DIRECTION: Search the listing below for the string "Διός" and show each line that contains it.

Saved entries

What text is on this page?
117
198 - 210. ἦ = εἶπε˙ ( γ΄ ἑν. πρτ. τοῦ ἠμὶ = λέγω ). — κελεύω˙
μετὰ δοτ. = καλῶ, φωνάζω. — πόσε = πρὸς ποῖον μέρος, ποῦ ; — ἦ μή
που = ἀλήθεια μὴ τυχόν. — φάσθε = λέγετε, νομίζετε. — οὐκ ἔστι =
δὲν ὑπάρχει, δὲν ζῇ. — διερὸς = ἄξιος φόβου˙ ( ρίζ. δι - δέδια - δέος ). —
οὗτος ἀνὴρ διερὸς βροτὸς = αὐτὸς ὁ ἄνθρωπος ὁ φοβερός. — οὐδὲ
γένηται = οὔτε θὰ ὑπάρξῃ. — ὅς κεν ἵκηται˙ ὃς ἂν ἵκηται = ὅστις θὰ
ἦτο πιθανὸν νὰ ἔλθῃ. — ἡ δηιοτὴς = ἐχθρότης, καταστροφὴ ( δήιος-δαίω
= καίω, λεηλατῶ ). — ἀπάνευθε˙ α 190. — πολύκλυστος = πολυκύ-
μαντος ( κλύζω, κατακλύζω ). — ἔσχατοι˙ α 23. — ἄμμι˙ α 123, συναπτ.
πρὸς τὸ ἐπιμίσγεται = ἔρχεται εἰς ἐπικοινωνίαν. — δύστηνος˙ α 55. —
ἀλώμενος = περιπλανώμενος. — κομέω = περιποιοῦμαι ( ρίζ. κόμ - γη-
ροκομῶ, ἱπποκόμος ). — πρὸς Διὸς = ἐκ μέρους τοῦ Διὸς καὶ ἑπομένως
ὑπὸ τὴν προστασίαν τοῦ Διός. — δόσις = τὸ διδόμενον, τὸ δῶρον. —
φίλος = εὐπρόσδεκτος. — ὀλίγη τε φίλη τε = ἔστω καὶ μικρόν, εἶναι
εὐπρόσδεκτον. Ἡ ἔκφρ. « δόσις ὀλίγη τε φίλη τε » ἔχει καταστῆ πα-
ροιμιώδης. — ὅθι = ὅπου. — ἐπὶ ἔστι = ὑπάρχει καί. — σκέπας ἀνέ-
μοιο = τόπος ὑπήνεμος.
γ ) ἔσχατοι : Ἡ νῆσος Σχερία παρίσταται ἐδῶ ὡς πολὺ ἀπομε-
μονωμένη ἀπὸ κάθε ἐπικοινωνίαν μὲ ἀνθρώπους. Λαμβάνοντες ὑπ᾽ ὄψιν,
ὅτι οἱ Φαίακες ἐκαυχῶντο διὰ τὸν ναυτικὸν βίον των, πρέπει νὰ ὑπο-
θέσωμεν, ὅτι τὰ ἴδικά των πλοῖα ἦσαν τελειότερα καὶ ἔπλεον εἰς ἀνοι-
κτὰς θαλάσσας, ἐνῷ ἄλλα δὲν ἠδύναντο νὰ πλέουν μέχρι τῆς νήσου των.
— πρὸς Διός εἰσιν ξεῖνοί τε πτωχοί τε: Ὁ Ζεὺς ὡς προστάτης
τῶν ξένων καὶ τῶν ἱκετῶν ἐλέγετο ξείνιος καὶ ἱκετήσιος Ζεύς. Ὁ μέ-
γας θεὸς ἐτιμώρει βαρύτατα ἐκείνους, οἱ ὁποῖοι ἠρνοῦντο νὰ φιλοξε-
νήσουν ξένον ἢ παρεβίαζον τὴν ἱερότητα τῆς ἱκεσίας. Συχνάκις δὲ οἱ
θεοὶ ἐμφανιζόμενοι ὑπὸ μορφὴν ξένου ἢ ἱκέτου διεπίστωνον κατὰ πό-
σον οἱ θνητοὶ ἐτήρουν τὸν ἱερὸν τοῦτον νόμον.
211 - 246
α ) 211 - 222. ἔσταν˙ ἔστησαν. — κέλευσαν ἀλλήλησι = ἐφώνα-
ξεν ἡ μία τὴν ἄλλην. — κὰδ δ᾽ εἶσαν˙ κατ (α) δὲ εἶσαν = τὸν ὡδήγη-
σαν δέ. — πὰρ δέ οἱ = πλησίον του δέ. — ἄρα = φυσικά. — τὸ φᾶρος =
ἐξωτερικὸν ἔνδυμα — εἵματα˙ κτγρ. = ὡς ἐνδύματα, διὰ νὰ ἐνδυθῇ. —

FULL OUTPUT:
ὑπὸ τὴν προστασίαν τοῦ Διός. — δόσις = τὸ διδόμενον, τὸ δῶρον. —
— πρὸς Διός εἰσιν ξεῖνοί τε πτωχοί τε: Ὁ Ζεὺς ὡς προστάτης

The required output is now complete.